__Written request__
Pull out from the material below all lines with "以学生为主体".

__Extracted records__

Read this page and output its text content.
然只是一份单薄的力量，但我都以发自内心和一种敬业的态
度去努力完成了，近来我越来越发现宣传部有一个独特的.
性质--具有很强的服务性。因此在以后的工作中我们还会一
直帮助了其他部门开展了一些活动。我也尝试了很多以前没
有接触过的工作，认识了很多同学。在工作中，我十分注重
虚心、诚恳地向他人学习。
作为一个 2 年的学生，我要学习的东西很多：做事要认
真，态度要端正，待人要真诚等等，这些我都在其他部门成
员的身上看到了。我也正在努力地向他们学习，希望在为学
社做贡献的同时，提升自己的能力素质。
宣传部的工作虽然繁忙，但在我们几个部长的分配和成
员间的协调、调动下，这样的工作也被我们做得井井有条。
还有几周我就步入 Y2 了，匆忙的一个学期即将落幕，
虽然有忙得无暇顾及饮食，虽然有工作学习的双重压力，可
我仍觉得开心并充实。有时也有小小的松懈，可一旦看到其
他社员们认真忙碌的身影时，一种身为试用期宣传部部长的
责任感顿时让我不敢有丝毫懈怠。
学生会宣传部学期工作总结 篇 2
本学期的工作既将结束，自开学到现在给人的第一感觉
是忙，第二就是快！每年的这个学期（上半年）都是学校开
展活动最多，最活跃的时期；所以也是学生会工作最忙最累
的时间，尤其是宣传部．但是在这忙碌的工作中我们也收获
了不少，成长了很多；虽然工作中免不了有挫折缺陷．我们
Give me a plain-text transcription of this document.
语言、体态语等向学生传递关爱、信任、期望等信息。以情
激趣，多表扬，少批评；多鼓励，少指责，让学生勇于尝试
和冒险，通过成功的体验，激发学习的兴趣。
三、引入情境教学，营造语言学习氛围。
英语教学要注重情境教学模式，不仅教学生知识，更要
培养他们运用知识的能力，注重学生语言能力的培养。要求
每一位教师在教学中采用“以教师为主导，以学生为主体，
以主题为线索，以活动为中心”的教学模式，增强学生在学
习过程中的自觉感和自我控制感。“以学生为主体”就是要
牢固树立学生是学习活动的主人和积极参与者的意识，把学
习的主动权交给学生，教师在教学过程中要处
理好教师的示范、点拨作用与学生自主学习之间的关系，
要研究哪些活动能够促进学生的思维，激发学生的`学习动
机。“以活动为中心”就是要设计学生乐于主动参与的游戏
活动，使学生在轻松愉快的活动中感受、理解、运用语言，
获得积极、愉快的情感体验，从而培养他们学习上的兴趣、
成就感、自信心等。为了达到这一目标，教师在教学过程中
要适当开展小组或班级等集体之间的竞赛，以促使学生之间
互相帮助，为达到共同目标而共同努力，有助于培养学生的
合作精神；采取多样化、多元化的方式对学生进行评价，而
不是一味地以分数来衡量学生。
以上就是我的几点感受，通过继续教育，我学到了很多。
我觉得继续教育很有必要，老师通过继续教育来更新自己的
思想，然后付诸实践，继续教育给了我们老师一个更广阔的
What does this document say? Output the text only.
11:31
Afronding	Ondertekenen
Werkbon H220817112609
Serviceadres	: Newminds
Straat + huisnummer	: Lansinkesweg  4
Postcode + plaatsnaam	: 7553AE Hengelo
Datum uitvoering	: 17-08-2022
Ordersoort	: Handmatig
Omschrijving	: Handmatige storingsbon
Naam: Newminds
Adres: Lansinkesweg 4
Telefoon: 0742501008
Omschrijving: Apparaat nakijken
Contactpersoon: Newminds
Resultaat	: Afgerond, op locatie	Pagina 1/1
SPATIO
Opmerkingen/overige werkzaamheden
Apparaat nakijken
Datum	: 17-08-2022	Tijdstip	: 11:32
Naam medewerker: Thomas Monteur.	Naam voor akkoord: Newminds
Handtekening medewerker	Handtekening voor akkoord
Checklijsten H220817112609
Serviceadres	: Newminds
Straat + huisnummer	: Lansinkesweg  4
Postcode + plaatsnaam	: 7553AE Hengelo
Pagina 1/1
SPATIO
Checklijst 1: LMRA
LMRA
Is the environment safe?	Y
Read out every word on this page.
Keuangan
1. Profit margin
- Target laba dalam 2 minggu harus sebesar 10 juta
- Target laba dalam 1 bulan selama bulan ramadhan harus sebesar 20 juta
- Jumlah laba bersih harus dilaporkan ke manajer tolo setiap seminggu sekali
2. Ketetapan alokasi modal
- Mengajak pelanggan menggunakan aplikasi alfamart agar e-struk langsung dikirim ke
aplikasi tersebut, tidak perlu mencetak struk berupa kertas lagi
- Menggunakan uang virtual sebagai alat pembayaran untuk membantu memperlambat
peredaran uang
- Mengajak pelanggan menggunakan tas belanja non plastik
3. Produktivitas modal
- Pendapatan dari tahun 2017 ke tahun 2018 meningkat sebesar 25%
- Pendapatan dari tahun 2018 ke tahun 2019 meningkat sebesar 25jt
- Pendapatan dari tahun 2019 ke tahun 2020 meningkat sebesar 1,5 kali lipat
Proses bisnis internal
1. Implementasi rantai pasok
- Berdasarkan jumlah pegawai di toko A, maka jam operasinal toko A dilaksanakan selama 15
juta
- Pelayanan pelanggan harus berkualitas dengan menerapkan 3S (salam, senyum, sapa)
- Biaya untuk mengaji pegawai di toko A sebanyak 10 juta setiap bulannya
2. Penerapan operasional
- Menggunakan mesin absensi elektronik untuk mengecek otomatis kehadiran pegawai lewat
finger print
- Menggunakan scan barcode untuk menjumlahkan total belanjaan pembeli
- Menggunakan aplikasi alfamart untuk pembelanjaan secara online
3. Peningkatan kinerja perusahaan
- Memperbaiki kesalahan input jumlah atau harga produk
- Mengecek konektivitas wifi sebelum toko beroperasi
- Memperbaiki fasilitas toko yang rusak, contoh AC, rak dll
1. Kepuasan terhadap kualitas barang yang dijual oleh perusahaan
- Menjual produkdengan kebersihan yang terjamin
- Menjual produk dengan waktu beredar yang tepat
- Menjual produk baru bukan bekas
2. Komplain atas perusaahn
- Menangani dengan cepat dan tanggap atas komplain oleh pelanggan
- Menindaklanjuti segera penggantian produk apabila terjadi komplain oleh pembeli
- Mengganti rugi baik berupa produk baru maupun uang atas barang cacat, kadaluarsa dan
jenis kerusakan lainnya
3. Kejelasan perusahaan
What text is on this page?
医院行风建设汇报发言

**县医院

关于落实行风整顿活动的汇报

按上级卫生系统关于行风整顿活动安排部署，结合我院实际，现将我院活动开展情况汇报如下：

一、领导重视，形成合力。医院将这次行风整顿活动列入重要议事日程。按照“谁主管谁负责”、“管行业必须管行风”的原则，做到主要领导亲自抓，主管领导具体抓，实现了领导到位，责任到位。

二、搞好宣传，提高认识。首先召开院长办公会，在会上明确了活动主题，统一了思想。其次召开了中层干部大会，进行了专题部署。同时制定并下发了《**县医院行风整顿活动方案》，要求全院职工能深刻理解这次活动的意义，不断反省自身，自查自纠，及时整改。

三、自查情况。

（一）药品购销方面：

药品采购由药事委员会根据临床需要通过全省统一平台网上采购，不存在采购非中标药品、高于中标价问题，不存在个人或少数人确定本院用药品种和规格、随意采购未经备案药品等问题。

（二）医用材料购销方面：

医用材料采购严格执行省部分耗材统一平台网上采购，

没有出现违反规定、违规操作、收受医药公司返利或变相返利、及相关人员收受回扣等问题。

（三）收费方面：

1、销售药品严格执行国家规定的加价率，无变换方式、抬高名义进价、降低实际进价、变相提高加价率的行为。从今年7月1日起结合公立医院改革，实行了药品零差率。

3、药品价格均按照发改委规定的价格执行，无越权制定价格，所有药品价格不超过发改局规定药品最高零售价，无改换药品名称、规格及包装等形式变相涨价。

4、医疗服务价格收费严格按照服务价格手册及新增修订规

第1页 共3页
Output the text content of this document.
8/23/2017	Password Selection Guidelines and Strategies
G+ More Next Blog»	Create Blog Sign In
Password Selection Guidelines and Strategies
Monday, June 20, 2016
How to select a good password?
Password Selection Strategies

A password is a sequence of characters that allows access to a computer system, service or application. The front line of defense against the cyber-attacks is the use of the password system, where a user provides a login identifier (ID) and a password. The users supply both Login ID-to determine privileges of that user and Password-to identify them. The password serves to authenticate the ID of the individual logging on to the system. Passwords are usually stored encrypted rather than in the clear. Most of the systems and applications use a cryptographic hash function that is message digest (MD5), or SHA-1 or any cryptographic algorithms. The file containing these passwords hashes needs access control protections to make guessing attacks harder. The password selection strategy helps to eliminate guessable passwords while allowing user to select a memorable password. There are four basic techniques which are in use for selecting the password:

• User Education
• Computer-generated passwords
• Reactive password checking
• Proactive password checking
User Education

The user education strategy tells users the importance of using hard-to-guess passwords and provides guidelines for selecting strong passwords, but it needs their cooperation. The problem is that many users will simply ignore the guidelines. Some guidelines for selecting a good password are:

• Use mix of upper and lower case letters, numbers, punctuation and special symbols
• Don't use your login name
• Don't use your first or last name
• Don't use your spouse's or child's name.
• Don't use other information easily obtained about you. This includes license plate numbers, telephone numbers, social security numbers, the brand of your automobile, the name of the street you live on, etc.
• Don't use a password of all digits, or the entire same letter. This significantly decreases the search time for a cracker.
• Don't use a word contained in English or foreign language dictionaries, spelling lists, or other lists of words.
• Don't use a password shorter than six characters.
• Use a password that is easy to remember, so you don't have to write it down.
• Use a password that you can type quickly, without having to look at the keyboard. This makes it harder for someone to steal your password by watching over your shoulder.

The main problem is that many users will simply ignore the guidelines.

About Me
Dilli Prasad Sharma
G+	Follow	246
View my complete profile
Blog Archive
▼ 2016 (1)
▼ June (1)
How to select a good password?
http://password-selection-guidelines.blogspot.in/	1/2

__Result of the task__
每一位教师在教学中采用“以教师为主导，以学生为主体，
习过程中的自觉感和自我控制感。“以学生为主体”就是要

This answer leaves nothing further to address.